* Begin MATERIAL *
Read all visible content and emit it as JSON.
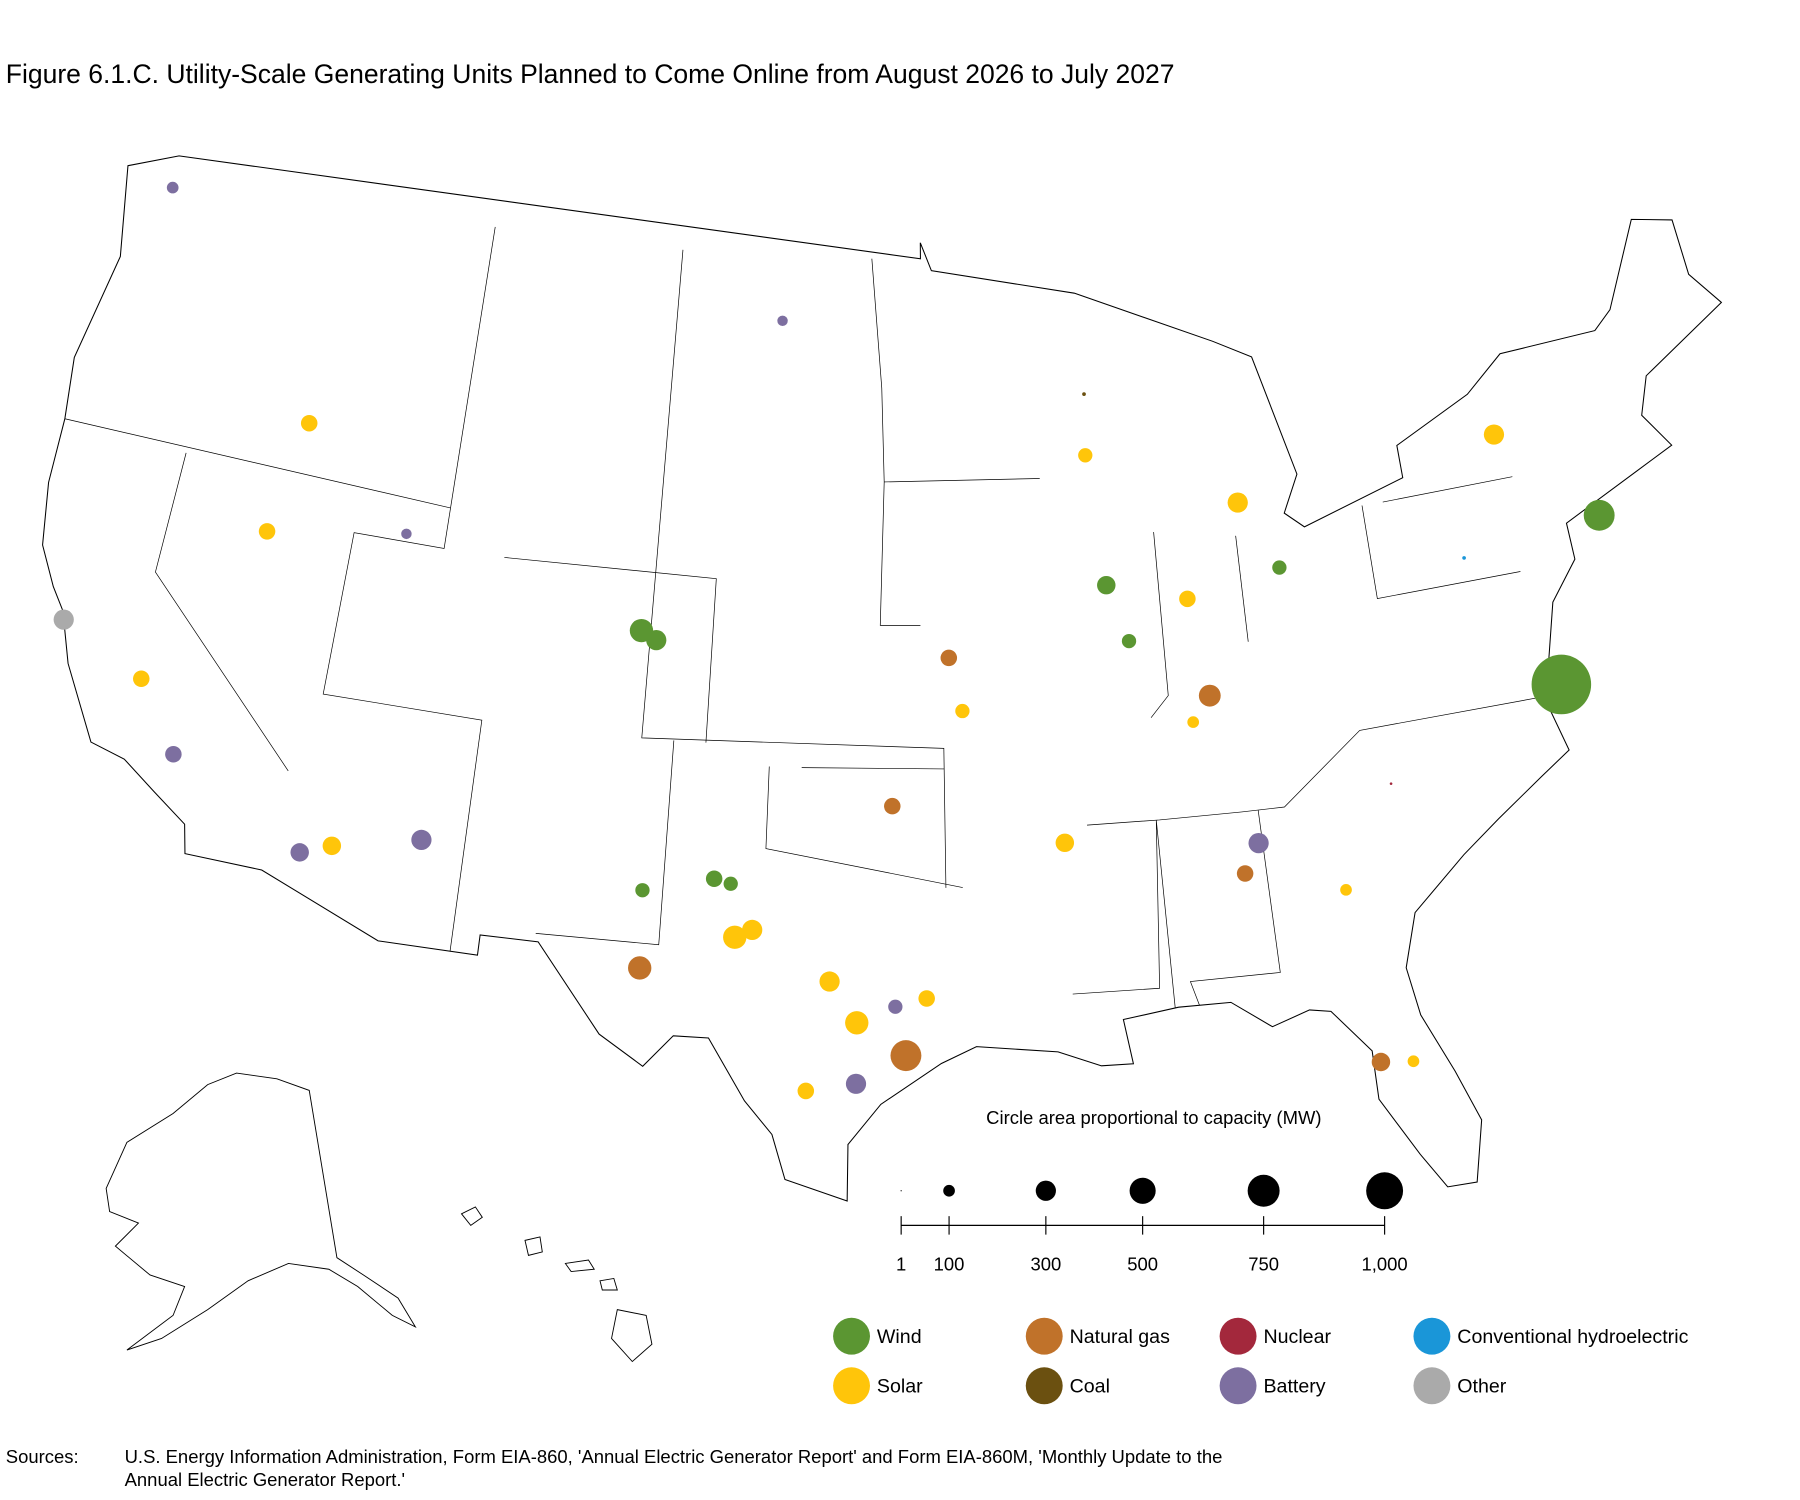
{
  "title": "Figure 6.1.C. Utility-Scale Generating Units Planned to Come Online from August 2026 to July 2027",
  "size_legend": {
    "title": "Circle area proportional to capacity (MW)",
    "xlim": [
      1,
      1000
    ],
    "ticks": [
      1,
      100,
      300,
      500,
      750,
      {
        "value": 1000,
        "label": "1,000"
      }
    ]
  },
  "legend": [
    {
      "name": "Wind",
      "color": "#5b9632"
    },
    {
      "name": "Solar",
      "color": "#ffc50a"
    },
    {
      "name": "Natural gas",
      "color": "#c0722a"
    },
    {
      "name": "Coal",
      "color": "#6b5010"
    },
    {
      "name": "Nuclear",
      "color": "#a3283c"
    },
    {
      "name": "Battery",
      "color": "#7d6fa0"
    },
    {
      "name": "Conventional hydroelectric",
      "color": "#1a96d8"
    },
    {
      "name": "Other",
      "color": "#aaaaaa"
    }
  ],
  "plants": [
    {
      "fuel": 0,
      "lon": -75.3,
      "lat": 36.8,
      "mw": 2600
    },
    {
      "fuel": 0,
      "lon": -72.9,
      "lat": 40.6,
      "mw": 700
    },
    {
      "fuel": 2,
      "lon": -95.8,
      "lat": 29.5,
      "mw": 700
    },
    {
      "fuel": 0,
      "lon": -104.3,
      "lat": 39.6,
      "mw": 400
    },
    {
      "fuel": 2,
      "lon": -103.5,
      "lat": 31.4,
      "mw": 400
    },
    {
      "fuel": 1,
      "lon": -100.8,
      "lat": 32.3,
      "mw": 400
    },
    {
      "fuel": 1,
      "lon": -97.2,
      "lat": 30.3,
      "mw": 400
    },
    {
      "fuel": 2,
      "lon": -86.2,
      "lat": 37.9,
      "mw": 350
    },
    {
      "fuel": 7,
      "lon": -122.4,
      "lat": 37.3,
      "mw": 300
    },
    {
      "fuel": 0,
      "lon": -103.8,
      "lat": 39.4,
      "mw": 300
    },
    {
      "fuel": 1,
      "lon": -75.7,
      "lat": 43.1,
      "mw": 300
    },
    {
      "fuel": 1,
      "lon": -100.3,
      "lat": 32.5,
      "mw": 300
    },
    {
      "fuel": 1,
      "lon": -98.0,
      "lat": 31.3,
      "mw": 300
    },
    {
      "fuel": 1,
      "lon": -84.6,
      "lat": 42.5,
      "mw": 300
    },
    {
      "fuel": 5,
      "lon": -85.2,
      "lat": 34.2,
      "mw": 300
    },
    {
      "fuel": 5,
      "lon": -110.3,
      "lat": 33.9,
      "mw": 300
    },
    {
      "fuel": 5,
      "lon": -97.2,
      "lat": 28.8,
      "mw": 300
    },
    {
      "fuel": 1,
      "lon": -91.0,
      "lat": 34.6,
      "mw": 250
    },
    {
      "fuel": 1,
      "lon": -112.9,
      "lat": 33.4,
      "mw": 250
    },
    {
      "fuel": 2,
      "lon": -82.5,
      "lat": 28.5,
      "mw": 250
    },
    {
      "fuel": 5,
      "lon": -113.8,
      "lat": 33.1,
      "mw": 250
    },
    {
      "fuel": 0,
      "lon": -89.2,
      "lat": 40.8,
      "mw": 250
    },
    {
      "fuel": 0,
      "lon": -101.5,
      "lat": 33.7,
      "mw": 200
    },
    {
      "fuel": 1,
      "lon": -95.2,
      "lat": 30.9,
      "mw": 200
    },
    {
      "fuel": 1,
      "lon": -98.6,
      "lat": 28.6,
      "mw": 200
    },
    {
      "fuel": 1,
      "lon": -86.6,
      "lat": 40.3,
      "mw": 200
    },
    {
      "fuel": 1,
      "lon": -116.8,
      "lat": 40.6,
      "mw": 200
    },
    {
      "fuel": 1,
      "lon": -116.2,
      "lat": 43.4,
      "mw": 200
    },
    {
      "fuel": 1,
      "lon": -119.6,
      "lat": 36.4,
      "mw": 200
    },
    {
      "fuel": 2,
      "lon": -85.7,
      "lat": 33.5,
      "mw": 200
    },
    {
      "fuel": 2,
      "lon": -96.2,
      "lat": 35.6,
      "mw": 200
    },
    {
      "fuel": 2,
      "lon": -94.4,
      "lat": 39.2,
      "mw": 200
    },
    {
      "fuel": 5,
      "lon": -118.1,
      "lat": 34.8,
      "mw": 200
    },
    {
      "fuel": 0,
      "lon": -101.0,
      "lat": 33.6,
      "mw": 150
    },
    {
      "fuel": 0,
      "lon": -103.6,
      "lat": 33.3,
      "mw": 150
    },
    {
      "fuel": 0,
      "lon": -88.6,
      "lat": 39.4,
      "mw": 150
    },
    {
      "fuel": 0,
      "lon": -83.5,
      "lat": 40.8,
      "mw": 150
    },
    {
      "fuel": 1,
      "lon": -94.0,
      "lat": 37.9,
      "mw": 150
    },
    {
      "fuel": 1,
      "lon": -89.6,
      "lat": 44.0,
      "mw": 150
    },
    {
      "fuel": 5,
      "lon": -96.1,
      "lat": 30.7,
      "mw": 150
    },
    {
      "fuel": 1,
      "lon": -82.8,
      "lat": 32.8,
      "mw": 100
    },
    {
      "fuel": 1,
      "lon": -81.6,
      "lat": 28.4,
      "mw": 100
    },
    {
      "fuel": 1,
      "lon": -86.8,
      "lat": 37.3,
      "mw": 100
    },
    {
      "fuel": 5,
      "lon": -122.9,
      "lat": 48.2,
      "mw": 100
    },
    {
      "fuel": 5,
      "lon": -100.2,
      "lat": 47.4,
      "mw": 80
    },
    {
      "fuel": 5,
      "lon": -112.3,
      "lat": 41.2,
      "mw": 80
    },
    {
      "fuel": 3,
      "lon": -89.5,
      "lat": 45.5,
      "mw": 10
    },
    {
      "fuel": 4,
      "lon": -81.0,
      "lat": 35.2,
      "mw": 5
    },
    {
      "fuel": 6,
      "lon": -77.5,
      "lat": 40.3,
      "mw": 10
    }
  ],
  "sources": {
    "label": "Sources:",
    "lines": [
      "U.S. Energy Information Administration, Form EIA-860, 'Annual Electric Generator Report' and Form EIA-860M, 'Monthly Update to the",
      "Annual Electric Generator Report.'"
    ]
  }
}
* End MATERIAL *
§ STATED EXERCISE
Output each line exactly; omit every picture.

§ EXERCISE ANSWER
Read all visible content and emit it as JSON.
{
  "title": "Figure 6.1.C. Utility-Scale Generating Units Planned to Come Online from August 2026 to July 2027",
  "size_legend": {
    "title": "Circle area proportional to capacity (MW)",
    "xlim": [
      1,
      1000
    ],
    "ticks": [
      1,
      100,
      300,
      500,
      750,
      {
        "value": 1000,
        "label": "1,000"
      }
    ]
  },
  "legend": [
    {
      "name": "Wind",
      "color": "#5b9632"
    },
    {
      "name": "Solar",
      "color": "#ffc50a"
    },
    {
      "name": "Natural gas",
      "color": "#c0722a"
    },
    {
      "name": "Coal",
      "color": "#6b5010"
    },
    {
      "name": "Nuclear",
      "color": "#a3283c"
    },
    {
      "name": "Battery",
      "color": "#7d6fa0"
    },
    {
      "name": "Conventional hydroelectric",
      "color": "#1a96d8"
    },
    {
      "name": "Other",
      "color": "#aaaaaa"
    }
  ],
  "plants": [
    {
      "fuel": 0,
      "lon": -75.3,
      "lat": 36.8,
      "mw": 2600
    },
    {
      "fuel": 0,
      "lon": -72.9,
      "lat": 40.6,
      "mw": 700
    },
    {
      "fuel": 2,
      "lon": -95.8,
      "lat": 29.5,
      "mw": 700
    },
    {
      "fuel": 0,
      "lon": -104.3,
      "lat": 39.6,
      "mw": 400
    },
    {
      "fuel": 2,
      "lon": -103.5,
      "lat": 31.4,
      "mw": 400
    },
    {
      "fuel": 1,
      "lon": -100.8,
      "lat": 32.3,
      "mw": 400
    },
    {
      "fuel": 1,
      "lon": -97.2,
      "lat": 30.3,
      "mw": 400
    },
    {
      "fuel": 2,
      "lon": -86.2,
      "lat": 37.9,
      "mw": 350
    },
    {
      "fuel": 7,
      "lon": -122.4,
      "lat": 37.3,
      "mw": 300
    },
    {
      "fuel": 0,
      "lon": -103.8,
      "lat": 39.4,
      "mw": 300
    },
    {
      "fuel": 1,
      "lon": -75.7,
      "lat": 43.1,
      "mw": 300
    },
    {
      "fuel": 1,
      "lon": -100.3,
      "lat": 32.5,
      "mw": 300
    },
    {
      "fuel": 1,
      "lon": -98.0,
      "lat": 31.3,
      "mw": 300
    },
    {
      "fuel": 1,
      "lon": -84.6,
      "lat": 42.5,
      "mw": 300
    },
    {
      "fuel": 5,
      "lon": -85.2,
      "lat": 34.2,
      "mw": 300
    },
    {
      "fuel": 5,
      "lon": -110.3,
      "lat": 33.9,
      "mw": 300
    },
    {
      "fuel": 5,
      "lon": -97.2,
      "lat": 28.8,
      "mw": 300
    },
    {
      "fuel": 1,
      "lon": -91.0,
      "lat": 34.6,
      "mw": 250
    },
    {
      "fuel": 1,
      "lon": -112.9,
      "lat": 33.4,
      "mw": 250
    },
    {
      "fuel": 2,
      "lon": -82.5,
      "lat": 28.5,
      "mw": 250
    },
    {
      "fuel": 5,
      "lon": -113.8,
      "lat": 33.1,
      "mw": 250
    },
    {
      "fuel": 0,
      "lon": -89.2,
      "lat": 40.8,
      "mw": 250
    },
    {
      "fuel": 0,
      "lon": -101.5,
      "lat": 33.7,
      "mw": 200
    },
    {
      "fuel": 1,
      "lon": -95.2,
      "lat": 30.9,
      "mw": 200
    },
    {
      "fuel": 1,
      "lon": -98.6,
      "lat": 28.6,
      "mw": 200
    },
    {
      "fuel": 1,
      "lon": -86.6,
      "lat": 40.3,
      "mw": 200
    },
    {
      "fuel": 1,
      "lon": -116.8,
      "lat": 40.6,
      "mw": 200
    },
    {
      "fuel": 1,
      "lon": -116.2,
      "lat": 43.4,
      "mw": 200
    },
    {
      "fuel": 1,
      "lon": -119.6,
      "lat": 36.4,
      "mw": 200
    },
    {
      "fuel": 2,
      "lon": -85.7,
      "lat": 33.5,
      "mw": 200
    },
    {
      "fuel": 2,
      "lon": -96.2,
      "lat": 35.6,
      "mw": 200
    },
    {
      "fuel": 2,
      "lon": -94.4,
      "lat": 39.2,
      "mw": 200
    },
    {
      "fuel": 5,
      "lon": -118.1,
      "lat": 34.8,
      "mw": 200
    },
    {
      "fuel": 0,
      "lon": -101.0,
      "lat": 33.6,
      "mw": 150
    },
    {
      "fuel": 0,
      "lon": -103.6,
      "lat": 33.3,
      "mw": 150
    },
    {
      "fuel": 0,
      "lon": -88.6,
      "lat": 39.4,
      "mw": 150
    },
    {
      "fuel": 0,
      "lon": -83.5,
      "lat": 40.8,
      "mw": 150
    },
    {
      "fuel": 1,
      "lon": -94.0,
      "lat": 37.9,
      "mw": 150
    },
    {
      "fuel": 1,
      "lon": -89.6,
      "lat": 44.0,
      "mw": 150
    },
    {
      "fuel": 5,
      "lon": -96.1,
      "lat": 30.7,
      "mw": 150
    },
    {
      "fuel": 1,
      "lon": -82.8,
      "lat": 32.8,
      "mw": 100
    },
    {
      "fuel": 1,
      "lon": -81.6,
      "lat": 28.4,
      "mw": 100
    },
    {
      "fuel": 1,
      "lon": -86.8,
      "lat": 37.3,
      "mw": 100
    },
    {
      "fuel": 5,
      "lon": -122.9,
      "lat": 48.2,
      "mw": 100
    },
    {
      "fuel": 5,
      "lon": -100.2,
      "lat": 47.4,
      "mw": 80
    },
    {
      "fuel": 5,
      "lon": -112.3,
      "lat": 41.2,
      "mw": 80
    },
    {
      "fuel": 3,
      "lon": -89.5,
      "lat": 45.5,
      "mw": 10
    },
    {
      "fuel": 4,
      "lon": -81.0,
      "lat": 35.2,
      "mw": 5
    },
    {
      "fuel": 6,
      "lon": -77.5,
      "lat": 40.3,
      "mw": 10
    }
  ],
  "sources": {
    "label": "Sources:",
    "lines": [
      "U.S. Energy Information Administration, Form EIA-860, 'Annual Electric Generator Report' and Form EIA-860M, 'Monthly Update to the",
      "Annual Electric Generator Report.'"
    ]
  }
}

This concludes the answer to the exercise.